**Exercise aim**. Every line that includes the word "limit" is to be listed.

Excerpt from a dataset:

***

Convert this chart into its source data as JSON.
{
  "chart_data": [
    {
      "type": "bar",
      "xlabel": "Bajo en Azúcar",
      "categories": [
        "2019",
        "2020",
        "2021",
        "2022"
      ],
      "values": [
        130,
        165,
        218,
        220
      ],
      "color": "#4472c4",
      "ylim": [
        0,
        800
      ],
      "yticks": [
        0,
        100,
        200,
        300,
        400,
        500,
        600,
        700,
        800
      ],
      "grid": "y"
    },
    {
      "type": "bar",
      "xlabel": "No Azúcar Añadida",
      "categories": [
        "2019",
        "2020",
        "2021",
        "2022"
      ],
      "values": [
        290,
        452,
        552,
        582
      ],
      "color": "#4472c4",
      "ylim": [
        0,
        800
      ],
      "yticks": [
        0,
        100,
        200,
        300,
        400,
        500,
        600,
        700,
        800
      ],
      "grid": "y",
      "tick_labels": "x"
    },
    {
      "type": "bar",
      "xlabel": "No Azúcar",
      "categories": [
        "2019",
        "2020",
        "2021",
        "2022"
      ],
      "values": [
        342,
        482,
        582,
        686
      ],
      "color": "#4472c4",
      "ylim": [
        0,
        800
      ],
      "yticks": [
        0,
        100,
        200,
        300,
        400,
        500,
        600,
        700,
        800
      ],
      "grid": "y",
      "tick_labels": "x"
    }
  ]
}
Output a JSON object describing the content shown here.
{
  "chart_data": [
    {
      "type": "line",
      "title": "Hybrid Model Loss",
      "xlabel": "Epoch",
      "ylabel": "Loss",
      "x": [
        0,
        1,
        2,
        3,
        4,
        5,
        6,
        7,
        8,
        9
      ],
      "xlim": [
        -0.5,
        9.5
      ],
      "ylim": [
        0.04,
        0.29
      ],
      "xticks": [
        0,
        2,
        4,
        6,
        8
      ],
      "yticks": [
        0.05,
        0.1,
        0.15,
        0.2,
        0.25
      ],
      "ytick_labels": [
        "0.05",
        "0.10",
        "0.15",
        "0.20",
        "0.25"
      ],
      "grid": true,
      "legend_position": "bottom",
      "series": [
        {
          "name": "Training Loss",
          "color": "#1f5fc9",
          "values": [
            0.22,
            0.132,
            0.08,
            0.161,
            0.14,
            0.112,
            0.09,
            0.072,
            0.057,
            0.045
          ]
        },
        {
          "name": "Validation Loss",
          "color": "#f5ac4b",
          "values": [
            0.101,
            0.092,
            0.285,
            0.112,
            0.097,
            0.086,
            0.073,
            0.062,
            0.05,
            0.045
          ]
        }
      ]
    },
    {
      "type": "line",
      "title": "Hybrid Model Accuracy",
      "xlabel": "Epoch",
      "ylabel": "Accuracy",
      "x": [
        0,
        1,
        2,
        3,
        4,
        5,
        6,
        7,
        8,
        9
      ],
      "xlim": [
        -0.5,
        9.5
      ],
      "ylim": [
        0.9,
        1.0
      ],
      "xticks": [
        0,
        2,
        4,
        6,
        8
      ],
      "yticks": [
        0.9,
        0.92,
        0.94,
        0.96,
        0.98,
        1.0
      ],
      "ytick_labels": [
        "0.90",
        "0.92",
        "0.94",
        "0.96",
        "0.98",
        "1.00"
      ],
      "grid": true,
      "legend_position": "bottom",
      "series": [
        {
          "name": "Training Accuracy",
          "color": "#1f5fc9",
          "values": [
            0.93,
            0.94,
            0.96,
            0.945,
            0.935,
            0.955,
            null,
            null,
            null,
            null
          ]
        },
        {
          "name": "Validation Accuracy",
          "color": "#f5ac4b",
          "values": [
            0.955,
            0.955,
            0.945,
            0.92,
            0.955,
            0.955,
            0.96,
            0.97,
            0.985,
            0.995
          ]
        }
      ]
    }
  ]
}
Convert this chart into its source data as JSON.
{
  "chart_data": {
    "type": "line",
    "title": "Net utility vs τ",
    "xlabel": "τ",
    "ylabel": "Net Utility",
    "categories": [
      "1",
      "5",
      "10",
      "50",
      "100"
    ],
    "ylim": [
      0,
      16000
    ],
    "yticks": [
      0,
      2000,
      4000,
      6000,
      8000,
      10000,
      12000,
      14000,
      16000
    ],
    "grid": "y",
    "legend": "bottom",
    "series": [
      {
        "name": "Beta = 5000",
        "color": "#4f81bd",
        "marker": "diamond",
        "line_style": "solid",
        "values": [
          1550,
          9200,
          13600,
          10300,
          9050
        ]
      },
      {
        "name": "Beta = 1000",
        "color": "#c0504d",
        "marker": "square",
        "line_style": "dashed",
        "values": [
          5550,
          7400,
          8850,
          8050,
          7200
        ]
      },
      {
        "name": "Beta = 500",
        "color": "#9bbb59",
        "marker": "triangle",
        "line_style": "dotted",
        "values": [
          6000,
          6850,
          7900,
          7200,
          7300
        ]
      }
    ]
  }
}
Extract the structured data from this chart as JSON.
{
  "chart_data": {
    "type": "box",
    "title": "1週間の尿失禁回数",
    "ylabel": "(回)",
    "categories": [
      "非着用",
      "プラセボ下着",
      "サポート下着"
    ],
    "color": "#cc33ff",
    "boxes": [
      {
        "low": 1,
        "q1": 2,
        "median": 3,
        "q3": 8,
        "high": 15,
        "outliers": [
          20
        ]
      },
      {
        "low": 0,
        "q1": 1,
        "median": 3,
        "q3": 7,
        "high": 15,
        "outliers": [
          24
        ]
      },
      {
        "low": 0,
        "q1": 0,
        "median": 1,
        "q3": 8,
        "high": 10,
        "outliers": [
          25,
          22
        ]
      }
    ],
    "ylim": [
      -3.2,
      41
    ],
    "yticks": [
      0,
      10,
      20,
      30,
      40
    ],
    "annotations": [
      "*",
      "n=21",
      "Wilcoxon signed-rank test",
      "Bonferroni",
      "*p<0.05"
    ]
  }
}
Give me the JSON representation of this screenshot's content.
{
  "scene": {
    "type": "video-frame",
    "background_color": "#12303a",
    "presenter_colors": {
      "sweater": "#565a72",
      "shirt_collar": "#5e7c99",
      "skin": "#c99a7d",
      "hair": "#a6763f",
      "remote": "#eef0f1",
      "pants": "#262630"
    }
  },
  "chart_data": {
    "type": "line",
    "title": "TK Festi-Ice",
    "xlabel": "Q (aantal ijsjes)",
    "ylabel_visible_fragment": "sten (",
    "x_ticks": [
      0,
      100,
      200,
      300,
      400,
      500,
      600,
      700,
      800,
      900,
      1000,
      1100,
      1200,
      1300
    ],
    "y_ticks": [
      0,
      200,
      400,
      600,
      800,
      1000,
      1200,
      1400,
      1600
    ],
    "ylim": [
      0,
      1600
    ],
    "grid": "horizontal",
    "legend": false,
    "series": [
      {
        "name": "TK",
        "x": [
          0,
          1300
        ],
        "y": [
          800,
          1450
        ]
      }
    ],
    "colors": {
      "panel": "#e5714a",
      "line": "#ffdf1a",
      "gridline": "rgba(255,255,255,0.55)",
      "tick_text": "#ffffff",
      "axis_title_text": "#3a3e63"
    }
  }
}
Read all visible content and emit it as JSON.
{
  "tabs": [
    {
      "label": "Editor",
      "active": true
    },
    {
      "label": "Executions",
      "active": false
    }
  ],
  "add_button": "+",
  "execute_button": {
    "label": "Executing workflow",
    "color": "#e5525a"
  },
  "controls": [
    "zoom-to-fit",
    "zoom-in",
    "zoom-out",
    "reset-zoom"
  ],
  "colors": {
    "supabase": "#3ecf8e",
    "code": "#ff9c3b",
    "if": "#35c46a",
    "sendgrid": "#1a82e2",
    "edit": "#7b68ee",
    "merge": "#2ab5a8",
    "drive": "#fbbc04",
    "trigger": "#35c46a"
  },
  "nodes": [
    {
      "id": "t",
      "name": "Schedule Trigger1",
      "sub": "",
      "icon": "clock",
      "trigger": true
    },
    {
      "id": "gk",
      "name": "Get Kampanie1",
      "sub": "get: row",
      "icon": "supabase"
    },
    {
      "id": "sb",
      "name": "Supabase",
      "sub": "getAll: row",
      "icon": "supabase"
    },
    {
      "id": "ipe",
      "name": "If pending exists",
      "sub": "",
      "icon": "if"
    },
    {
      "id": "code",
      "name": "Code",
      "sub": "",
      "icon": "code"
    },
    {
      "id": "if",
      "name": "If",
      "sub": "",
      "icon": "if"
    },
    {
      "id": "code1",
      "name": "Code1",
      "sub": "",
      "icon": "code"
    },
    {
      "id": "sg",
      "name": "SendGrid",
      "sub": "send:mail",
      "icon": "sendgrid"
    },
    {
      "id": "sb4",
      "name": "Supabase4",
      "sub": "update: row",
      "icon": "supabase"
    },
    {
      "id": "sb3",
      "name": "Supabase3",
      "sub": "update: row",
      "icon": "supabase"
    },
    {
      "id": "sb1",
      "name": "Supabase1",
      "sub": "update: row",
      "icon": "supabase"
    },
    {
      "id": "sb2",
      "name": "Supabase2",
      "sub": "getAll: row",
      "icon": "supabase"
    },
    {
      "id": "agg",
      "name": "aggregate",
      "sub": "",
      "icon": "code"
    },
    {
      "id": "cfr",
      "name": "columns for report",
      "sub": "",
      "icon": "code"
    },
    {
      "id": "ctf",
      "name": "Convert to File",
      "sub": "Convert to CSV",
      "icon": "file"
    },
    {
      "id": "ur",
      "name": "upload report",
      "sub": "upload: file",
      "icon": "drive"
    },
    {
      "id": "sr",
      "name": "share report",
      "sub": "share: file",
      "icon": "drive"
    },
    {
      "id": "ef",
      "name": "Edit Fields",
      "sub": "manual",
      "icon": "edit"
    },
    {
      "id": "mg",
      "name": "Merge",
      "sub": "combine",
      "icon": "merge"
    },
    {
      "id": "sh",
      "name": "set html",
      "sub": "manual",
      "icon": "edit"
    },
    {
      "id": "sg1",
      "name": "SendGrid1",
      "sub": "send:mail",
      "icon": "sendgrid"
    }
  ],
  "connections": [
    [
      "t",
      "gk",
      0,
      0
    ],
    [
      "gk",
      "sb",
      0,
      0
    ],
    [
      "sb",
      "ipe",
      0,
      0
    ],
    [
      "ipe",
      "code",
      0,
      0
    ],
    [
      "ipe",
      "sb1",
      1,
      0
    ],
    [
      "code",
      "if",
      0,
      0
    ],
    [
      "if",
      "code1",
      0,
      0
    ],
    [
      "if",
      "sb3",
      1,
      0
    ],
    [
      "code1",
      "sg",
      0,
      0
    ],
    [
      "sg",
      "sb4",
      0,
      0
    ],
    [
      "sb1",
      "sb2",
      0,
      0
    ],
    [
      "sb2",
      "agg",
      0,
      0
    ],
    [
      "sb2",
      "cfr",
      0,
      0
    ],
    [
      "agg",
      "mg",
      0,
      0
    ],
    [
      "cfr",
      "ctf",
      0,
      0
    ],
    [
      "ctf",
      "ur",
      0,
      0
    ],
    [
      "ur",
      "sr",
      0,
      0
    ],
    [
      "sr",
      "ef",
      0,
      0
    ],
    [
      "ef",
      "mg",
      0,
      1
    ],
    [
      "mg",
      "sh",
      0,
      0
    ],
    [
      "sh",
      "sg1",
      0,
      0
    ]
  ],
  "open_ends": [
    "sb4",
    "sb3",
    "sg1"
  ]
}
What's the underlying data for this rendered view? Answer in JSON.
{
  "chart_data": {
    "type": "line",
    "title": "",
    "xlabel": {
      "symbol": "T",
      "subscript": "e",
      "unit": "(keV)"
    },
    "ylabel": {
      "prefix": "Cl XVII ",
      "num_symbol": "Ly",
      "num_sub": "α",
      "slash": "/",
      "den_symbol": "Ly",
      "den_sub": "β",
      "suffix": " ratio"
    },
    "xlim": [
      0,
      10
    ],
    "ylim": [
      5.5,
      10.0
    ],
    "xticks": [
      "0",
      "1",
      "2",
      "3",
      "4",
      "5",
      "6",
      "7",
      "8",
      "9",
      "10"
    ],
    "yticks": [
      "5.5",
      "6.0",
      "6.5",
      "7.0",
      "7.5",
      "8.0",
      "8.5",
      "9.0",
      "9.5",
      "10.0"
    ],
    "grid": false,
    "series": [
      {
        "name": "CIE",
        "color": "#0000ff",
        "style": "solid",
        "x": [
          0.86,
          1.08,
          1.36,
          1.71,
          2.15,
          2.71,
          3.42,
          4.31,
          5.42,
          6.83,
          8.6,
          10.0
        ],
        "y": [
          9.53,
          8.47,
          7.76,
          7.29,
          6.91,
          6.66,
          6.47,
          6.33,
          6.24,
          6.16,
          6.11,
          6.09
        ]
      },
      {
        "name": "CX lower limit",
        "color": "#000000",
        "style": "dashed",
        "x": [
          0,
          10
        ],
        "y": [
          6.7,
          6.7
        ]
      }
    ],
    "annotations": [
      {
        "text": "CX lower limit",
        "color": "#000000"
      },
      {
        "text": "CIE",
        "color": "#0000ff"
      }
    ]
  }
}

***

**Written answer**.
        "name": "CX lower limit",
        "text": "CX lower limit",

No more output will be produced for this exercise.